--- Extracted material ---

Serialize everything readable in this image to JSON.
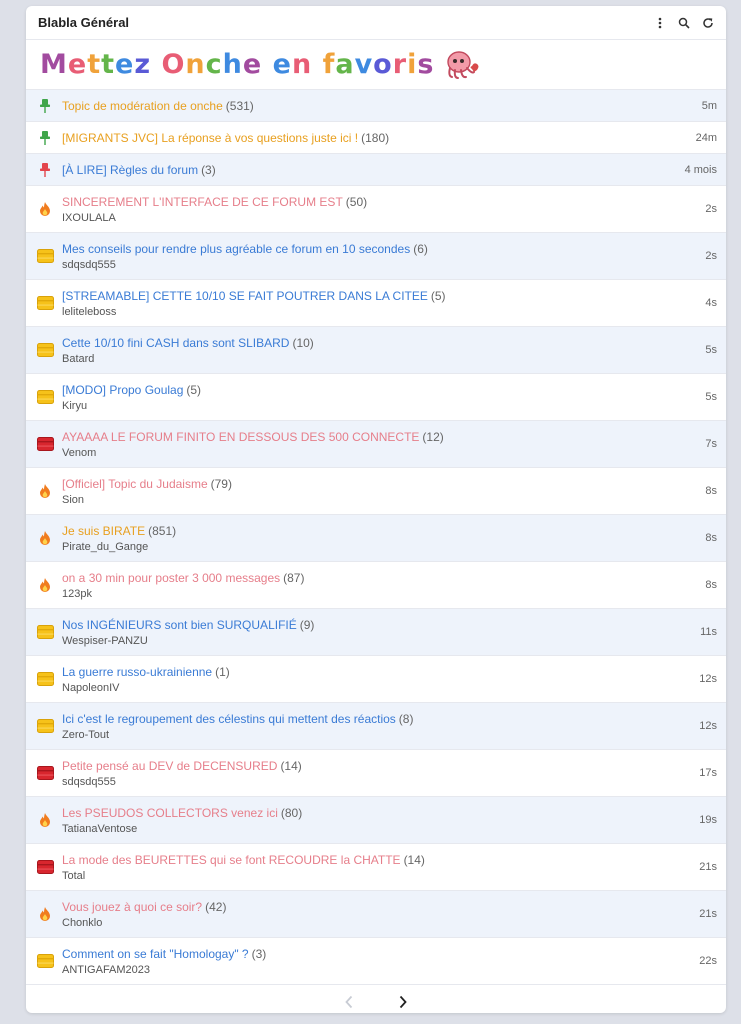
{
  "header": {
    "title": "Blabla Général"
  },
  "banner": {
    "letters": [
      {
        "ch": "M",
        "color": "#a24b9f"
      },
      {
        "ch": "e",
        "color": "#e85d75"
      },
      {
        "ch": "t",
        "color": "#f0a23a"
      },
      {
        "ch": "t",
        "color": "#64b54a"
      },
      {
        "ch": "e",
        "color": "#3e8ae0"
      },
      {
        "ch": "z",
        "color": "#5a5ad6"
      },
      {
        "ch": " ",
        "color": "#000000"
      },
      {
        "ch": "O",
        "color": "#e85d75"
      },
      {
        "ch": "n",
        "color": "#f0a23a"
      },
      {
        "ch": "c",
        "color": "#64b54a"
      },
      {
        "ch": "h",
        "color": "#3e8ae0"
      },
      {
        "ch": "e",
        "color": "#a24b9f"
      },
      {
        "ch": " ",
        "color": "#000000"
      },
      {
        "ch": "e",
        "color": "#3e8ae0"
      },
      {
        "ch": "n",
        "color": "#e85d75"
      },
      {
        "ch": " ",
        "color": "#000000"
      },
      {
        "ch": "f",
        "color": "#f0a23a"
      },
      {
        "ch": "a",
        "color": "#64b54a"
      },
      {
        "ch": "v",
        "color": "#3e8ae0"
      },
      {
        "ch": "o",
        "color": "#5a5ad6"
      },
      {
        "ch": "r",
        "color": "#e85d75"
      },
      {
        "ch": "i",
        "color": "#f0a23a"
      },
      {
        "ch": "s",
        "color": "#a24b9f"
      }
    ]
  },
  "topics": [
    {
      "icon": "pin-green",
      "title": "Topic de modération de onche",
      "count": "(531)",
      "author": "",
      "time": "5m",
      "color": "orange"
    },
    {
      "icon": "pin-green",
      "title": "[MIGRANTS JVC] La réponse à vos questions juste ici !",
      "count": "(180)",
      "author": "",
      "time": "24m",
      "color": "orange"
    },
    {
      "icon": "pin-red",
      "title": "[À LIRE] Règles du forum",
      "count": "(3)",
      "author": "",
      "time": "4 mois",
      "color": "blue"
    },
    {
      "icon": "fire",
      "title": "SINCEREMENT L'INTERFACE DE CE FORUM EST",
      "count": "(50)",
      "author": "IXOULALA",
      "time": "2s",
      "color": "pink"
    },
    {
      "icon": "folder-yellow",
      "title": "Mes conseils pour rendre plus agréable ce forum en 10 secondes",
      "count": "(6)",
      "author": "sdqsdq555",
      "time": "2s",
      "color": "blue"
    },
    {
      "icon": "folder-yellow",
      "title": "[STREAMABLE] CETTE 10/10 SE FAIT POUTRER DANS LA CITEE",
      "count": "(5)",
      "author": "leliteleboss",
      "time": "4s",
      "color": "blue"
    },
    {
      "icon": "folder-yellow",
      "title": "Cette 10/10 fini CASH dans sont SLIBARD",
      "count": "(10)",
      "author": "Batard",
      "time": "5s",
      "color": "blue"
    },
    {
      "icon": "folder-yellow",
      "title": "[MODO] Propo Goulag",
      "count": "(5)",
      "author": "Kiryu",
      "time": "5s",
      "color": "blue"
    },
    {
      "icon": "folder-red",
      "title": "AYAAAA LE FORUM FINITO EN DESSOUS DES 500 CONNECTE",
      "count": "(12)",
      "author": "Venom",
      "time": "7s",
      "color": "pink"
    },
    {
      "icon": "fire",
      "title": "[Officiel] Topic du Judaisme",
      "count": "(79)",
      "author": "Sion",
      "time": "8s",
      "color": "pink"
    },
    {
      "icon": "fire",
      "title": "Je suis BIRATE",
      "count": "(851)",
      "author": "Pirate_du_Gange",
      "time": "8s",
      "color": "orange"
    },
    {
      "icon": "fire",
      "title": "on a 30 min pour poster 3 000 messages",
      "count": "(87)",
      "author": "123pk",
      "time": "8s",
      "color": "pink"
    },
    {
      "icon": "folder-yellow",
      "title": "Nos INGÉNIEURS sont bien SURQUALIFIÉ",
      "count": "(9)",
      "author": "Wespiser-PANZU",
      "time": "11s",
      "color": "blue"
    },
    {
      "icon": "folder-yellow",
      "title": "La guerre russo-ukrainienne",
      "count": "(1)",
      "author": "NapoleonIV",
      "time": "12s",
      "color": "blue"
    },
    {
      "icon": "folder-yellow",
      "title": "Ici c'est le regroupement des célestins qui mettent des réactios",
      "count": "(8)",
      "author": "Zero-Tout",
      "time": "12s",
      "color": "blue"
    },
    {
      "icon": "folder-red",
      "title": "Petite pensé au DEV de DECENSURED",
      "count": "(14)",
      "author": "sdqsdq555",
      "time": "17s",
      "color": "pink"
    },
    {
      "icon": "fire",
      "title": "Les PSEUDOS COLLECTORS venez ici",
      "count": "(80)",
      "author": "TatianaVentose",
      "time": "19s",
      "color": "pink"
    },
    {
      "icon": "folder-red",
      "title": "La mode des BEURETTES qui se font RECOUDRE la CHATTE",
      "count": "(14)",
      "author": "Total",
      "time": "21s",
      "color": "pink"
    },
    {
      "icon": "fire",
      "title": "Vous jouez à quoi ce soir?",
      "count": "(42)",
      "author": "Chonklo",
      "time": "21s",
      "color": "pink"
    },
    {
      "icon": "folder-yellow",
      "title": "Comment on se fait \"Homologay\" ?",
      "count": "(3)",
      "author": "ANTIGAFAM2023",
      "time": "22s",
      "color": "blue"
    }
  ],
  "icons": {
    "menu": "more-vertical-icon",
    "search": "search-icon",
    "refresh": "refresh-icon",
    "prev": "chevron-left-icon",
    "next": "chevron-right-icon"
  }
}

---

• **Your task**
Repeat the data in full and exactly. Omit pictures.

• **Solution for this problem**
Serialize everything readable in this image to JSON.
{
  "header": {
    "title": "Blabla Général"
  },
  "banner": {
    "letters": [
      {
        "ch": "M",
        "color": "#a24b9f"
      },
      {
        "ch": "e",
        "color": "#e85d75"
      },
      {
        "ch": "t",
        "color": "#f0a23a"
      },
      {
        "ch": "t",
        "color": "#64b54a"
      },
      {
        "ch": "e",
        "color": "#3e8ae0"
      },
      {
        "ch": "z",
        "color": "#5a5ad6"
      },
      {
        "ch": " ",
        "color": "#000000"
      },
      {
        "ch": "O",
        "color": "#e85d75"
      },
      {
        "ch": "n",
        "color": "#f0a23a"
      },
      {
        "ch": "c",
        "color": "#64b54a"
      },
      {
        "ch": "h",
        "color": "#3e8ae0"
      },
      {
        "ch": "e",
        "color": "#a24b9f"
      },
      {
        "ch": " ",
        "color": "#000000"
      },
      {
        "ch": "e",
        "color": "#3e8ae0"
      },
      {
        "ch": "n",
        "color": "#e85d75"
      },
      {
        "ch": " ",
        "color": "#000000"
      },
      {
        "ch": "f",
        "color": "#f0a23a"
      },
      {
        "ch": "a",
        "color": "#64b54a"
      },
      {
        "ch": "v",
        "color": "#3e8ae0"
      },
      {
        "ch": "o",
        "color": "#5a5ad6"
      },
      {
        "ch": "r",
        "color": "#e85d75"
      },
      {
        "ch": "i",
        "color": "#f0a23a"
      },
      {
        "ch": "s",
        "color": "#a24b9f"
      }
    ]
  },
  "topics": [
    {
      "icon": "pin-green",
      "title": "Topic de modération de onche",
      "count": "(531)",
      "author": "",
      "time": "5m",
      "color": "orange"
    },
    {
      "icon": "pin-green",
      "title": "[MIGRANTS JVC] La réponse à vos questions juste ici !",
      "count": "(180)",
      "author": "",
      "time": "24m",
      "color": "orange"
    },
    {
      "icon": "pin-red",
      "title": "[À LIRE] Règles du forum",
      "count": "(3)",
      "author": "",
      "time": "4 mois",
      "color": "blue"
    },
    {
      "icon": "fire",
      "title": "SINCEREMENT L'INTERFACE DE CE FORUM EST",
      "count": "(50)",
      "author": "IXOULALA",
      "time": "2s",
      "color": "pink"
    },
    {
      "icon": "folder-yellow",
      "title": "Mes conseils pour rendre plus agréable ce forum en 10 secondes",
      "count": "(6)",
      "author": "sdqsdq555",
      "time": "2s",
      "color": "blue"
    },
    {
      "icon": "folder-yellow",
      "title": "[STREAMABLE] CETTE 10/10 SE FAIT POUTRER DANS LA CITEE",
      "count": "(5)",
      "author": "leliteleboss",
      "time": "4s",
      "color": "blue"
    },
    {
      "icon": "folder-yellow",
      "title": "Cette 10/10 fini CASH dans sont SLIBARD",
      "count": "(10)",
      "author": "Batard",
      "time": "5s",
      "color": "blue"
    },
    {
      "icon": "folder-yellow",
      "title": "[MODO] Propo Goulag",
      "count": "(5)",
      "author": "Kiryu",
      "time": "5s",
      "color": "blue"
    },
    {
      "icon": "folder-red",
      "title": "AYAAAA LE FORUM FINITO EN DESSOUS DES 500 CONNECTE",
      "count": "(12)",
      "author": "Venom",
      "time": "7s",
      "color": "pink"
    },
    {
      "icon": "fire",
      "title": "[Officiel] Topic du Judaisme",
      "count": "(79)",
      "author": "Sion",
      "time": "8s",
      "color": "pink"
    },
    {
      "icon": "fire",
      "title": "Je suis BIRATE",
      "count": "(851)",
      "author": "Pirate_du_Gange",
      "time": "8s",
      "color": "orange"
    },
    {
      "icon": "fire",
      "title": "on a 30 min pour poster 3 000 messages",
      "count": "(87)",
      "author": "123pk",
      "time": "8s",
      "color": "pink"
    },
    {
      "icon": "folder-yellow",
      "title": "Nos INGÉNIEURS sont bien SURQUALIFIÉ",
      "count": "(9)",
      "author": "Wespiser-PANZU",
      "time": "11s",
      "color": "blue"
    },
    {
      "icon": "folder-yellow",
      "title": "La guerre russo-ukrainienne",
      "count": "(1)",
      "author": "NapoleonIV",
      "time": "12s",
      "color": "blue"
    },
    {
      "icon": "folder-yellow",
      "title": "Ici c'est le regroupement des célestins qui mettent des réactios",
      "count": "(8)",
      "author": "Zero-Tout",
      "time": "12s",
      "color": "blue"
    },
    {
      "icon": "folder-red",
      "title": "Petite pensé au DEV de DECENSURED",
      "count": "(14)",
      "author": "sdqsdq555",
      "time": "17s",
      "color": "pink"
    },
    {
      "icon": "fire",
      "title": "Les PSEUDOS COLLECTORS venez ici",
      "count": "(80)",
      "author": "TatianaVentose",
      "time": "19s",
      "color": "pink"
    },
    {
      "icon": "folder-red",
      "title": "La mode des BEURETTES qui se font RECOUDRE la CHATTE",
      "count": "(14)",
      "author": "Total",
      "time": "21s",
      "color": "pink"
    },
    {
      "icon": "fire",
      "title": "Vous jouez à quoi ce soir?",
      "count": "(42)",
      "author": "Chonklo",
      "time": "21s",
      "color": "pink"
    },
    {
      "icon": "folder-yellow",
      "title": "Comment on se fait \"Homologay\" ?",
      "count": "(3)",
      "author": "ANTIGAFAM2023",
      "time": "22s",
      "color": "blue"
    }
  ],
  "icons": {
    "menu": "more-vertical-icon",
    "search": "search-icon",
    "refresh": "refresh-icon",
    "prev": "chevron-left-icon",
    "next": "chevron-right-icon"
  }
}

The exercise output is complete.